-- To be done --
Gather all lines containing the string "ylabel" and copy them out.

········

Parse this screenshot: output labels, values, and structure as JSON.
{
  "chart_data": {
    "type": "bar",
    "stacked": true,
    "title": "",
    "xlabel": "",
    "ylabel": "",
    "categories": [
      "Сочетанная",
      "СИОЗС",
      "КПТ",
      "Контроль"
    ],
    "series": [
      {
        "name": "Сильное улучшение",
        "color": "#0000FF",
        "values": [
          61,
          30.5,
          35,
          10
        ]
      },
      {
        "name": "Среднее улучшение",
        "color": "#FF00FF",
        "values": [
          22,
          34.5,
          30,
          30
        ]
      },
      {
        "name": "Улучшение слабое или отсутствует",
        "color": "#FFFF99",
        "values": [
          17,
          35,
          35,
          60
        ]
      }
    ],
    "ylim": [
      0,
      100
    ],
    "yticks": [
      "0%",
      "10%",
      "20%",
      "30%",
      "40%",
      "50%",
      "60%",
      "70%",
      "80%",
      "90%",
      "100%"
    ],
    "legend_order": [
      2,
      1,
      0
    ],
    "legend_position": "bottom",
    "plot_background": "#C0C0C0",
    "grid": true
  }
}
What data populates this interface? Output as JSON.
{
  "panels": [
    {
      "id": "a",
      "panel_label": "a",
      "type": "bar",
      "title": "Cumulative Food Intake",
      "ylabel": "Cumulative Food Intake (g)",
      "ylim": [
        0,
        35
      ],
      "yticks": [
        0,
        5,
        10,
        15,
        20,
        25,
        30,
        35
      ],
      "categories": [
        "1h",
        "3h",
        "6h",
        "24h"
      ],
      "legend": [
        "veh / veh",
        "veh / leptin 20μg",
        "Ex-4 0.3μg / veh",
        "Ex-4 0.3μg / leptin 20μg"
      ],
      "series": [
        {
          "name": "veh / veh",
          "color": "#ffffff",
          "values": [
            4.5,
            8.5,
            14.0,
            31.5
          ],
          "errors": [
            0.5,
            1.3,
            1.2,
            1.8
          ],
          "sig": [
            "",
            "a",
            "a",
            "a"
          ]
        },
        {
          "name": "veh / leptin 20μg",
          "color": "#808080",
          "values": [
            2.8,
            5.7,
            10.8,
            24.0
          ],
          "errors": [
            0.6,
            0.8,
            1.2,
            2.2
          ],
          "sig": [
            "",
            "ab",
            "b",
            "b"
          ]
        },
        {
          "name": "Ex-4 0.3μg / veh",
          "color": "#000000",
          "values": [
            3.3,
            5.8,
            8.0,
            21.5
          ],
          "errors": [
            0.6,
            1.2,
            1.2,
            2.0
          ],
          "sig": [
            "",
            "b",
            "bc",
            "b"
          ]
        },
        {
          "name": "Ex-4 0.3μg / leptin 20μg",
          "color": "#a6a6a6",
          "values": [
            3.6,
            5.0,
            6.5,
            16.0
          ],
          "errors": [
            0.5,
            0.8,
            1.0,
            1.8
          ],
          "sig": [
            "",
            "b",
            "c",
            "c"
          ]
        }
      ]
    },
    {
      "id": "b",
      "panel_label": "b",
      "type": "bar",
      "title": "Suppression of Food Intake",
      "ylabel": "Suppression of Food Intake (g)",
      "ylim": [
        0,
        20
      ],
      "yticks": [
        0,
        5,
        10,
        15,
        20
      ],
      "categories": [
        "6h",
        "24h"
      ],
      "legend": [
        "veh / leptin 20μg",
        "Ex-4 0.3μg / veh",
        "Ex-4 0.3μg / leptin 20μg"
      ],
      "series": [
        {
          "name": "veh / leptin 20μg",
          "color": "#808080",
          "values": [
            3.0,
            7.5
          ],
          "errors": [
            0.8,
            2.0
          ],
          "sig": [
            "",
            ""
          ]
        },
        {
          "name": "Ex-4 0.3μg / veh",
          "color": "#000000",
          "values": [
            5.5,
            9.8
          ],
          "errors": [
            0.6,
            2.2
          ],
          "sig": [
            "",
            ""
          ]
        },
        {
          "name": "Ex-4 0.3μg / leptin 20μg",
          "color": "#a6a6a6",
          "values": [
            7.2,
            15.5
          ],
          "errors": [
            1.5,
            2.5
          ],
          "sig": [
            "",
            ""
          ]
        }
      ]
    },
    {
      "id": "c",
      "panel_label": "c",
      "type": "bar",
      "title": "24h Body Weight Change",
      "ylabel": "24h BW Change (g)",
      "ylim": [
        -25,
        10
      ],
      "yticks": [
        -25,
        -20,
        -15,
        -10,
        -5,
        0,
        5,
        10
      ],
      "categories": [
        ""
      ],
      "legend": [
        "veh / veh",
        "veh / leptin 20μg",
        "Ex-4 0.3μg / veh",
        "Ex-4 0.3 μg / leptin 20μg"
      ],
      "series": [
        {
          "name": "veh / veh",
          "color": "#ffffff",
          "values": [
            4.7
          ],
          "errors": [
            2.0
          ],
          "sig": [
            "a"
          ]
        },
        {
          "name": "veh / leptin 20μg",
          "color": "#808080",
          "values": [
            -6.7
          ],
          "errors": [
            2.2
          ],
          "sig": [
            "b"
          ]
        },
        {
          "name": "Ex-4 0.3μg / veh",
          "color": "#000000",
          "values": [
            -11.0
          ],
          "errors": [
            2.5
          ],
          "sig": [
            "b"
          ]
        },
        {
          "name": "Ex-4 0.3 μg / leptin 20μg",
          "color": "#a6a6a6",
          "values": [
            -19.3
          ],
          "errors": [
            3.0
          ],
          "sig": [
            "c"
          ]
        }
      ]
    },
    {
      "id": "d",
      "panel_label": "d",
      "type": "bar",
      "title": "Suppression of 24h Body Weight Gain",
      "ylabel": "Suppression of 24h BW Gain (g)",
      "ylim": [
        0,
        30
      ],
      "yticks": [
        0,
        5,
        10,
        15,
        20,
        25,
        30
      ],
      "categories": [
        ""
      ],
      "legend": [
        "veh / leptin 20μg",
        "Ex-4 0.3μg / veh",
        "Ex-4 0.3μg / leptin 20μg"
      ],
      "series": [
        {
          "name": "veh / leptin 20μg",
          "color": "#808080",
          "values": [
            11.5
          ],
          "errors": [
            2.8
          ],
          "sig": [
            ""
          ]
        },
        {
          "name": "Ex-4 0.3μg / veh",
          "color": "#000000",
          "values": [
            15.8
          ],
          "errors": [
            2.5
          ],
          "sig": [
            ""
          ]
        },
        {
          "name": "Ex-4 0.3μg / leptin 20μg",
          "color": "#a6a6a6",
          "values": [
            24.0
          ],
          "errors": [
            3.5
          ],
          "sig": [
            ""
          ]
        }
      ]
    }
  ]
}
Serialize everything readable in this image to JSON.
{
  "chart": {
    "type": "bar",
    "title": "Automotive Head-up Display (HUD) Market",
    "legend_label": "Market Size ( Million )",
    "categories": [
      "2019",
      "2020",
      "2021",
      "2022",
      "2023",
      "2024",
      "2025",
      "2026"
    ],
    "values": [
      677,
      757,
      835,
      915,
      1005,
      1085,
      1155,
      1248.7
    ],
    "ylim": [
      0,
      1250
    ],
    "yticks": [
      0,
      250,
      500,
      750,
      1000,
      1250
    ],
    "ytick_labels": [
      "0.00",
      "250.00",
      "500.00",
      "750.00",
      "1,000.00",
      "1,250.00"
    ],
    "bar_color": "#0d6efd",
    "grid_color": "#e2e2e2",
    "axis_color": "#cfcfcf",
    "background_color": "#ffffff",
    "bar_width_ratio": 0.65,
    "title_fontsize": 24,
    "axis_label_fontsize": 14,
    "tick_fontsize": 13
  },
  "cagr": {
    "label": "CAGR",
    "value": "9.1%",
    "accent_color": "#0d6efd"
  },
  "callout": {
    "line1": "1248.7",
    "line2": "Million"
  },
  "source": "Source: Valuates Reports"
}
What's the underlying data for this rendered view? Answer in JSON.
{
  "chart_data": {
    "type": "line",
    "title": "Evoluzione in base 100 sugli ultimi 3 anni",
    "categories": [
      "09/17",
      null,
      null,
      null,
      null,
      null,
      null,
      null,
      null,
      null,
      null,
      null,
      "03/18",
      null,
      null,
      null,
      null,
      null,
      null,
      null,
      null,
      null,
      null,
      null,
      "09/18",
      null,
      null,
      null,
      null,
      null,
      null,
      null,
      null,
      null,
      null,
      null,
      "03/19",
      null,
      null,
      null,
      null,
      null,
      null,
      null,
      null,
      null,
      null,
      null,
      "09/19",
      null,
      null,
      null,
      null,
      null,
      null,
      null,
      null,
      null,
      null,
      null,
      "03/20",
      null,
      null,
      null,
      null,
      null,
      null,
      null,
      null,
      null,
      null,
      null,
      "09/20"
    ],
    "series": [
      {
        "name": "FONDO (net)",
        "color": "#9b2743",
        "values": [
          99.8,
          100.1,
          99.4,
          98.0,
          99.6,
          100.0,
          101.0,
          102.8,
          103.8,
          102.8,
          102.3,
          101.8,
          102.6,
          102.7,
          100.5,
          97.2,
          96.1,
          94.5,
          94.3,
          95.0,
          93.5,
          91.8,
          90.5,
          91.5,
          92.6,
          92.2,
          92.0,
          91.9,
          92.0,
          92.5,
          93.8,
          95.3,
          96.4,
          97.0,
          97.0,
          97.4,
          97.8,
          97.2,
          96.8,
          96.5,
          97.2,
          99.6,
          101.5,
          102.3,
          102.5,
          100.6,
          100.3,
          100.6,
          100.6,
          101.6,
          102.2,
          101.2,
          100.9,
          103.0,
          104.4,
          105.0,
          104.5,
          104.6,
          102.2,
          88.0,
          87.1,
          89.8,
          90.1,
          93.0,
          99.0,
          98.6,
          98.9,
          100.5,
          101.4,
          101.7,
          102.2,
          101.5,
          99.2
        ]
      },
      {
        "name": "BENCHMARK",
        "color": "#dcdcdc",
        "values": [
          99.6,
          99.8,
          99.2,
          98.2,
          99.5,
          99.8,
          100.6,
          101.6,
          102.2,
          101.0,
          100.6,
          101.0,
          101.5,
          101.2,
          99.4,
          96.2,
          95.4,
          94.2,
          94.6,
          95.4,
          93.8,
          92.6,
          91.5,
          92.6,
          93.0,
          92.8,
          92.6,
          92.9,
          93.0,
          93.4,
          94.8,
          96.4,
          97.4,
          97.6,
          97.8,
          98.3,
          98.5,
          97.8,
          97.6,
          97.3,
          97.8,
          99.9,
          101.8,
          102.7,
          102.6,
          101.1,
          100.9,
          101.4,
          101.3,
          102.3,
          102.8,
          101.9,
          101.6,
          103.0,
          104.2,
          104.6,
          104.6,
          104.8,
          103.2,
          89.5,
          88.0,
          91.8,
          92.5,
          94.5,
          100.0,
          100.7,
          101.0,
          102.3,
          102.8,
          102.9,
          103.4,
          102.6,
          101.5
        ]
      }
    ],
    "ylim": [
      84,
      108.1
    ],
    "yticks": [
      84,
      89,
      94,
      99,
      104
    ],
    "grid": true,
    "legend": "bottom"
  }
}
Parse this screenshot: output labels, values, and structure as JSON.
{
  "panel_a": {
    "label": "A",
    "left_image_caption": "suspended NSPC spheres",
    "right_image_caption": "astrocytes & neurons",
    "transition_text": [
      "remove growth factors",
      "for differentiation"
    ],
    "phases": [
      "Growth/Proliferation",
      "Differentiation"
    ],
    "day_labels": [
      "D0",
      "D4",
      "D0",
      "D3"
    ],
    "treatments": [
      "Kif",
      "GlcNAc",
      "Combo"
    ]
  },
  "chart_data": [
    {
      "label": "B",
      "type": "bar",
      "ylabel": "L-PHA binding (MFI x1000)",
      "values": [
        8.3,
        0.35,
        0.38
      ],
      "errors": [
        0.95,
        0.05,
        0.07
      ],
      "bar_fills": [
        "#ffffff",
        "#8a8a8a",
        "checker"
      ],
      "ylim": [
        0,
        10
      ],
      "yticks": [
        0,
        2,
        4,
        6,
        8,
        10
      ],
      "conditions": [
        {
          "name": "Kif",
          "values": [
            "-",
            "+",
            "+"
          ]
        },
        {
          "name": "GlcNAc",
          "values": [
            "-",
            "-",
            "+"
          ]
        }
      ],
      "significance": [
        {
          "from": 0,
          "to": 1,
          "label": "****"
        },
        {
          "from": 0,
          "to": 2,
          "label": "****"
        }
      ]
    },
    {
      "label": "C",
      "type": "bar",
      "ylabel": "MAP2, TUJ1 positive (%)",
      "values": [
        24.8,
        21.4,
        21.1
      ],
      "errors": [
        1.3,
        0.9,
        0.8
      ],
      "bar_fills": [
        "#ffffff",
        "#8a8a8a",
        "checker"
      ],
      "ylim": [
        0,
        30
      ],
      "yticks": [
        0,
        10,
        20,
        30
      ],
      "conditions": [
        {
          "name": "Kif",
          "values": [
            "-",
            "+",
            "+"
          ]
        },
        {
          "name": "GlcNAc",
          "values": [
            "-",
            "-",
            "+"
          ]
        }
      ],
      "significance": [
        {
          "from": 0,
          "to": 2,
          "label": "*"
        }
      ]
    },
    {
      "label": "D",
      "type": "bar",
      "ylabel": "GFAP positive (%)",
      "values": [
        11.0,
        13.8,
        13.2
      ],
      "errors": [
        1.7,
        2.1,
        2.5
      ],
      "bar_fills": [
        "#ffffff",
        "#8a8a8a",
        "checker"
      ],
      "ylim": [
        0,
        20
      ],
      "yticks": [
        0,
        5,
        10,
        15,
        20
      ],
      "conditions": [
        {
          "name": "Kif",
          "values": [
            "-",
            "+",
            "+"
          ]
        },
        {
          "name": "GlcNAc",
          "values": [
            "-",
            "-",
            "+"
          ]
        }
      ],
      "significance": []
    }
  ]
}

········

-- Task solution --
    "ylabel": "",
      "ylabel": "Cumulative Food Intake (g)",
      "ylabel": "Suppression of Food Intake (g)",
      "ylabel": "24h BW Change (g)",
      "ylabel": "Suppression of 24h BW Gain (g)",
      "ylabel": "L-PHA binding (MFI x1000)",
      "ylabel": "MAP2, TUJ1 positive (%)",
      "ylabel": "GFAP positive (%)",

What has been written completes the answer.